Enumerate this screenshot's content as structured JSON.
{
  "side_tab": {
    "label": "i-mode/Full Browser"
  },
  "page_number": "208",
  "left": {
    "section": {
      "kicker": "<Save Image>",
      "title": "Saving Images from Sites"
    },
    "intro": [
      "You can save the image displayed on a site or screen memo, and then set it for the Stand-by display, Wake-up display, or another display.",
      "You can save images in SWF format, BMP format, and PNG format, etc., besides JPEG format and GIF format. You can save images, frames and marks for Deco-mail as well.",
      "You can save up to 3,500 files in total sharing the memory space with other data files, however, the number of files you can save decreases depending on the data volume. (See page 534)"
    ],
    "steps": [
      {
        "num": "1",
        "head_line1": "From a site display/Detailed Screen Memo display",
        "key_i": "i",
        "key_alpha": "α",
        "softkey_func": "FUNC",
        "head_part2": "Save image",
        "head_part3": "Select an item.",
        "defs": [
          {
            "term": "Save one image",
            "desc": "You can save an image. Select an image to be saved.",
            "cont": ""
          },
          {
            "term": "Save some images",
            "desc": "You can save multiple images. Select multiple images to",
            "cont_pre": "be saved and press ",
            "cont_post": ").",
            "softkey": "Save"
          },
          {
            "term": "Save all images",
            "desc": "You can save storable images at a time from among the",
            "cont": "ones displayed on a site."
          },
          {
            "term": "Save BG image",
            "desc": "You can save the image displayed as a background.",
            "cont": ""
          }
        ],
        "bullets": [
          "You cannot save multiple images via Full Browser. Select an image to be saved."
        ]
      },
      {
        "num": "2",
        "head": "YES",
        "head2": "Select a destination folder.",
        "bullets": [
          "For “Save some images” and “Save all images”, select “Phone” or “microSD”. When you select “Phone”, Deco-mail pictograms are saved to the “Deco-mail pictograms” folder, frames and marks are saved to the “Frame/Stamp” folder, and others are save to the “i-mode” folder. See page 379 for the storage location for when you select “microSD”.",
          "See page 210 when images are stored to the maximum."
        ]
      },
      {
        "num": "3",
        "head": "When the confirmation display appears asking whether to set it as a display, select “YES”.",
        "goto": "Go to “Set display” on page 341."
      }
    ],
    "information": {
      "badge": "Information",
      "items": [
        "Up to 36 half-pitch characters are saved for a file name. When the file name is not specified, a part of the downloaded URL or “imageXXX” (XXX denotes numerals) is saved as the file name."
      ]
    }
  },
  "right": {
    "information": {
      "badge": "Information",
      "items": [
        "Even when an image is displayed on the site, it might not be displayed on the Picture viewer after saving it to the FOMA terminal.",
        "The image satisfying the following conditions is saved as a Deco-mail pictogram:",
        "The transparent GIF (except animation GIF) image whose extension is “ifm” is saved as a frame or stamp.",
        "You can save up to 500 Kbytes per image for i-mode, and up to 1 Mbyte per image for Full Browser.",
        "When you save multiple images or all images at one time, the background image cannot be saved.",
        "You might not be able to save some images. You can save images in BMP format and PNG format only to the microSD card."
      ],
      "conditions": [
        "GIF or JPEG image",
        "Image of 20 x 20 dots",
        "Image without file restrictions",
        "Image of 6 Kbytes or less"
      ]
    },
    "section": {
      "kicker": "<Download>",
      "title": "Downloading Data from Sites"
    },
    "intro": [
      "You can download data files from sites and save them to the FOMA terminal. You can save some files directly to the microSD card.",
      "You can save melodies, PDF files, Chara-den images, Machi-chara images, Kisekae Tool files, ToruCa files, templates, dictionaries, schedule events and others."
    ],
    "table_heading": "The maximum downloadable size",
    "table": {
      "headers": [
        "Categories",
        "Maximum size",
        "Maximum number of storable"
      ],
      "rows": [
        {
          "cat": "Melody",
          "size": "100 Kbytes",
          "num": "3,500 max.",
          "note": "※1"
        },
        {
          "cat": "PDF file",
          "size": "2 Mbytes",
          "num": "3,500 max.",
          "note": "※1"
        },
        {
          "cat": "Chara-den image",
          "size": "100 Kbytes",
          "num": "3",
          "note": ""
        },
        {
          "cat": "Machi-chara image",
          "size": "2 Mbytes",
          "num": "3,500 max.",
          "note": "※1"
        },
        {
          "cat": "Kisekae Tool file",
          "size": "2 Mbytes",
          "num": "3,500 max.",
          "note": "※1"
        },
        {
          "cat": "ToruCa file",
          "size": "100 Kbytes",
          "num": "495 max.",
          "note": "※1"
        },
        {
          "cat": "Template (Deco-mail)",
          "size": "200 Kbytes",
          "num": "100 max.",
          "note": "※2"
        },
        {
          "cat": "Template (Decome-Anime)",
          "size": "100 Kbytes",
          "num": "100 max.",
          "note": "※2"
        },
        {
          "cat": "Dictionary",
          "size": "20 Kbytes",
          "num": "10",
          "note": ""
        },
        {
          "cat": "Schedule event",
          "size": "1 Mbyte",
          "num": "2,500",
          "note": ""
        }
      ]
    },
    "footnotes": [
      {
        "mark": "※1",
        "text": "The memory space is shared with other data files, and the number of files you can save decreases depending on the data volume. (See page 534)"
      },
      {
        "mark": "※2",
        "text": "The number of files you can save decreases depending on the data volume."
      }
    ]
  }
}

Short problem: Which lines hold the word "some"? Copy all of them.

Response to the task:
            "term": "Save some images",
          "For “Save some images” and “Save all images”, select “Phone” or “microSD”. When you select “Phone”, Deco-mail pictograms are saved to the “Deco-mail pictograms” folder, frames and marks are saved to the “Frame/Stamp” folder, and others are save to the “i-mode” folder. See page 379 for the storage location for when you select “microSD”.",
        "You might not be able to save some images. You can save images in BMP format and PNG format only to the microSD card."
      "You can download data files from sites and save them to the FOMA terminal. You can save some files directly to the microSD card.",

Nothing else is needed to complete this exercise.